● **Task prompt**:
Count every line that has the word "game" in it; give no more than the number.
==========
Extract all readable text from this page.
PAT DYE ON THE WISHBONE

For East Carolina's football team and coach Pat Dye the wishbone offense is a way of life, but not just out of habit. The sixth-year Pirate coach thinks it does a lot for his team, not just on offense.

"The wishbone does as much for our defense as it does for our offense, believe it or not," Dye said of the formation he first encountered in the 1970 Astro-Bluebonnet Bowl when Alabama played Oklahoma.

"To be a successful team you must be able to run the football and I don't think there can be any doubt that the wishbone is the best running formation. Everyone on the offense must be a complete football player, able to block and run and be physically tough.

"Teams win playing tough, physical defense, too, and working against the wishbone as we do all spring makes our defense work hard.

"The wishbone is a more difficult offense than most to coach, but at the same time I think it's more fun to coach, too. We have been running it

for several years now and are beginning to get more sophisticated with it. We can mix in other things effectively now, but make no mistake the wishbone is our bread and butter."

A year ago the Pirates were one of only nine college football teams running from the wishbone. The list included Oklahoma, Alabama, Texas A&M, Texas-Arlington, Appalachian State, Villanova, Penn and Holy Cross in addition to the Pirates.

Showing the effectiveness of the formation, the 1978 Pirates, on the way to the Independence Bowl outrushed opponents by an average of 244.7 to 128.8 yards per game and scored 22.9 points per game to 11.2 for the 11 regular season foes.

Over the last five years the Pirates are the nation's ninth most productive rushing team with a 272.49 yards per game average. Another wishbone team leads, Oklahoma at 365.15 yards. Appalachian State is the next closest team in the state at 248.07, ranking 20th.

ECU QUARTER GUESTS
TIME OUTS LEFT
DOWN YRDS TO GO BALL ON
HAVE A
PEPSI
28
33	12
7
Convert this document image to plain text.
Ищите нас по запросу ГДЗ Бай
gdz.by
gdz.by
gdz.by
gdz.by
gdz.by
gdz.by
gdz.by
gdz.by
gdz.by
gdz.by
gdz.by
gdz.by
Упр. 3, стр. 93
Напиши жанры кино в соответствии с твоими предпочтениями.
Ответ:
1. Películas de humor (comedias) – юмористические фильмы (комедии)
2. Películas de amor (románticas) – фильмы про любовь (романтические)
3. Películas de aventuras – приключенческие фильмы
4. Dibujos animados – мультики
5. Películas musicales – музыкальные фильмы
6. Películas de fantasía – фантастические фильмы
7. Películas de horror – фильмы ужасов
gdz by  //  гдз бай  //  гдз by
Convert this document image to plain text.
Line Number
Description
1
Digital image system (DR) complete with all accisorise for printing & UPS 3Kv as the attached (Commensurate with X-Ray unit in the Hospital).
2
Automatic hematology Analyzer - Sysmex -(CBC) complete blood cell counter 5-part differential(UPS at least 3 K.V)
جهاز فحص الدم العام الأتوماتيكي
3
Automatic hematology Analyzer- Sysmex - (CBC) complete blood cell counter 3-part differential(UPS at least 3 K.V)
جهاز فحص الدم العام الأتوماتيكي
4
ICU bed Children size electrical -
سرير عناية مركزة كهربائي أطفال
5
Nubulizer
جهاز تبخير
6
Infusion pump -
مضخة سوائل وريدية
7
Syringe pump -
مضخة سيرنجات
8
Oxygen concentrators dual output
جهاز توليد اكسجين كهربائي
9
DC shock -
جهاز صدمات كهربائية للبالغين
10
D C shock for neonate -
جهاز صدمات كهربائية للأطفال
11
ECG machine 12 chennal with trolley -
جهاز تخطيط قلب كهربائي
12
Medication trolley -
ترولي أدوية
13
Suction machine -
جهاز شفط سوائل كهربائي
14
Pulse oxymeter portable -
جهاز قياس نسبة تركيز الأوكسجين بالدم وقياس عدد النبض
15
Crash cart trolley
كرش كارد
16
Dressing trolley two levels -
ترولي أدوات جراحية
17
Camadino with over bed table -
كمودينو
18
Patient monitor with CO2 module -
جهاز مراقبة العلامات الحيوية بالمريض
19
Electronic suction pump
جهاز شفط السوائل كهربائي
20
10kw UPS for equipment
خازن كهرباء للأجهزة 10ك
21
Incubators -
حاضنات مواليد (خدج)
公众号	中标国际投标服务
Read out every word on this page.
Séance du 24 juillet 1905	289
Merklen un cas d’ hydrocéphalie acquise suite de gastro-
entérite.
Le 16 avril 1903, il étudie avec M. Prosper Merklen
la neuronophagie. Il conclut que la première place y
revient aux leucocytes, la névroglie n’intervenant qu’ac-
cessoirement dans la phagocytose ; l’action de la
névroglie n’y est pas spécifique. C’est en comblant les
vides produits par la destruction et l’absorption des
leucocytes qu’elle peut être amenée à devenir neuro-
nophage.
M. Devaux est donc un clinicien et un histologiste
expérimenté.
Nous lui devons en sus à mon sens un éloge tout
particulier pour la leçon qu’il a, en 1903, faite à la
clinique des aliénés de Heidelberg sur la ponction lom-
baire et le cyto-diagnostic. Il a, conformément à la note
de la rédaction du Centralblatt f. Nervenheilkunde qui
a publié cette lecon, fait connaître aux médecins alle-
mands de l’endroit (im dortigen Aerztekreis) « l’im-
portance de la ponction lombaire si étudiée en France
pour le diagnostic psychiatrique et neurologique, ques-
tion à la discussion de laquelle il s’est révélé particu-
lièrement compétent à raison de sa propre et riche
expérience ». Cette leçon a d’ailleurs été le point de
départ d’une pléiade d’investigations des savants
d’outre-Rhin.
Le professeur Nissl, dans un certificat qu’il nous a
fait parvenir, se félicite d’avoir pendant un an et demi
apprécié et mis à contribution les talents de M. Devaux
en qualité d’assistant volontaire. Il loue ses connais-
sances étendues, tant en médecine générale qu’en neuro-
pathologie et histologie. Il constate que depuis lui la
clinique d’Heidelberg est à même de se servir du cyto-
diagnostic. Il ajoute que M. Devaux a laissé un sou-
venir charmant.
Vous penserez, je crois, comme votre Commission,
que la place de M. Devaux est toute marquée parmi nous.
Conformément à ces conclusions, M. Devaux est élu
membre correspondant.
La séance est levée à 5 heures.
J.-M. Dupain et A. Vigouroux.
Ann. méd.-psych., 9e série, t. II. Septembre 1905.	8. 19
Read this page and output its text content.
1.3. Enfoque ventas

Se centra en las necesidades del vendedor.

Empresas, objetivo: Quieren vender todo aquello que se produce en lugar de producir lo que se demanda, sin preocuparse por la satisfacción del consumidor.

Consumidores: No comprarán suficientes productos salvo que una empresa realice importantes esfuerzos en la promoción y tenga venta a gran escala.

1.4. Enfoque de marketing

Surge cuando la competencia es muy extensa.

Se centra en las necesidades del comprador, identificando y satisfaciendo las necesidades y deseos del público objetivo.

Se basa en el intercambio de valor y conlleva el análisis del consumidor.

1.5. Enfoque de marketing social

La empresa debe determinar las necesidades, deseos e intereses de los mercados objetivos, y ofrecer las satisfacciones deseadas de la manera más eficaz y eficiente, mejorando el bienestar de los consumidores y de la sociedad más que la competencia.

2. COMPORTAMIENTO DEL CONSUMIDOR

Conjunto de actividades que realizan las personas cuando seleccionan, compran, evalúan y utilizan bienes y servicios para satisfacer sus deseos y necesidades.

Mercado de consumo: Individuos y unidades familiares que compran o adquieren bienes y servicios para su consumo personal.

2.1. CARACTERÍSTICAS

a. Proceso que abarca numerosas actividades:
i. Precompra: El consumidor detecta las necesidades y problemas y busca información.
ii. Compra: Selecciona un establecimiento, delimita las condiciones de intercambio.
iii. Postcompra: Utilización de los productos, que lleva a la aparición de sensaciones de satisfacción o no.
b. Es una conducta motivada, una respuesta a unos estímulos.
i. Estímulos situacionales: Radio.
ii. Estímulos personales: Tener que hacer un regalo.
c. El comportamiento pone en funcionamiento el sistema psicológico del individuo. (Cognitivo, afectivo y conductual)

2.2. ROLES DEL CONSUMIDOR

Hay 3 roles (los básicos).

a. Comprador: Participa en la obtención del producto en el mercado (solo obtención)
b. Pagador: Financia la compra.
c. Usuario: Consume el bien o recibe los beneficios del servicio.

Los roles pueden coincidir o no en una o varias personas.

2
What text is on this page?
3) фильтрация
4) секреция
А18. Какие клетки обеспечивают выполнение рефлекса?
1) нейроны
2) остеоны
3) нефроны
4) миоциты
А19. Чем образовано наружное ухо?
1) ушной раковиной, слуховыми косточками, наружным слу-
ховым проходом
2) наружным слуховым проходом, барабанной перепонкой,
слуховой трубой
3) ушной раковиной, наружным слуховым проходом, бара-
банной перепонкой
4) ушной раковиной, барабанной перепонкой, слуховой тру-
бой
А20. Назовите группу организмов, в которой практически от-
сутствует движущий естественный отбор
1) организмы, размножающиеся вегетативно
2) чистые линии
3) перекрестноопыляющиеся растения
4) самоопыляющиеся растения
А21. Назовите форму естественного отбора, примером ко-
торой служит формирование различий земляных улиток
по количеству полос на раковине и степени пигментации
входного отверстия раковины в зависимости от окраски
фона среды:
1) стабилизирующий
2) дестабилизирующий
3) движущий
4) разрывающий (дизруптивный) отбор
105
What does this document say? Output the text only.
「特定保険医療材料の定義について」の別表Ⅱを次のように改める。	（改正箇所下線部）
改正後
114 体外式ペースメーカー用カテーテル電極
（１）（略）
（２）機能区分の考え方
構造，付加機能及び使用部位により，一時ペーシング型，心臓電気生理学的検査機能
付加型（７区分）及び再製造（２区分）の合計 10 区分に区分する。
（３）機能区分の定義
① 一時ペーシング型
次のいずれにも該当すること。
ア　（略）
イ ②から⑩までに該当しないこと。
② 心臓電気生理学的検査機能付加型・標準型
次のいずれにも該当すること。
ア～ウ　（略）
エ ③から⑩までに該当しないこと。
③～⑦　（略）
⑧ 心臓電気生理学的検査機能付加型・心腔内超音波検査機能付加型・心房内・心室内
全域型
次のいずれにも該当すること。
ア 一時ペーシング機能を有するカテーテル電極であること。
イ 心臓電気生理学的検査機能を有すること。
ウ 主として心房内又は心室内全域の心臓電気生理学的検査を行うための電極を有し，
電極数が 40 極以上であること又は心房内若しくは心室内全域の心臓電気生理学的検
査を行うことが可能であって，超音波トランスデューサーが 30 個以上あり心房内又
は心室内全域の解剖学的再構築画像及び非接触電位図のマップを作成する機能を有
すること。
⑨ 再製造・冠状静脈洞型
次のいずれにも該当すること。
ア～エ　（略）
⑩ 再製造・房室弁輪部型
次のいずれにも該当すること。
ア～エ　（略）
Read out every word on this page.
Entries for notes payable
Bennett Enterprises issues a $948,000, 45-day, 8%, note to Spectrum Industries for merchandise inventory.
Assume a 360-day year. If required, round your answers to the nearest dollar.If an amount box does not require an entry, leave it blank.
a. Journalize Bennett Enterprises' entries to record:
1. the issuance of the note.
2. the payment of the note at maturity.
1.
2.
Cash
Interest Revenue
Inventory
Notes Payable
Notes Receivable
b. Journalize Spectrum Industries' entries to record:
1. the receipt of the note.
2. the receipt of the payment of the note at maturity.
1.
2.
==========
● **Answer to the task**:
2